Saved entries:
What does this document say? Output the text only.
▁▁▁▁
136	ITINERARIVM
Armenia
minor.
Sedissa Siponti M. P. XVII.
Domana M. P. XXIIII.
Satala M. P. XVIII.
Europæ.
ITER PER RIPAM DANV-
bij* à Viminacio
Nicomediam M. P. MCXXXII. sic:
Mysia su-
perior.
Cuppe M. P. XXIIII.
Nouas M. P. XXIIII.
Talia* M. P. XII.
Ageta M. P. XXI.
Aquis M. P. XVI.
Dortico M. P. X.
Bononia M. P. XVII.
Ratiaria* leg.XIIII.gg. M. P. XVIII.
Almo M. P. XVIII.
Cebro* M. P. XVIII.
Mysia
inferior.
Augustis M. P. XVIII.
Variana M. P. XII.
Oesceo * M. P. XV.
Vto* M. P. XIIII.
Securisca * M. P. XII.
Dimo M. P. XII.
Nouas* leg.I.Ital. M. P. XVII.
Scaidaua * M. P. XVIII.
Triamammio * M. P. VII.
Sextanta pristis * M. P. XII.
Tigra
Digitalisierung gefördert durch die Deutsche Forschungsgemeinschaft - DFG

▸ **Directions for this task**: In the material above, show every line where the word "XVIII" turns up.

▸ **Task response**:
Satala M. P. XVIII.
Ratiaria* leg.XIIII.gg. M. P. XVIII.
Almo M. P. XVIII.
Cebro* M. P. XVIII.
Augustis M. P. XVIII.
Scaidaua * M. P. XVIII.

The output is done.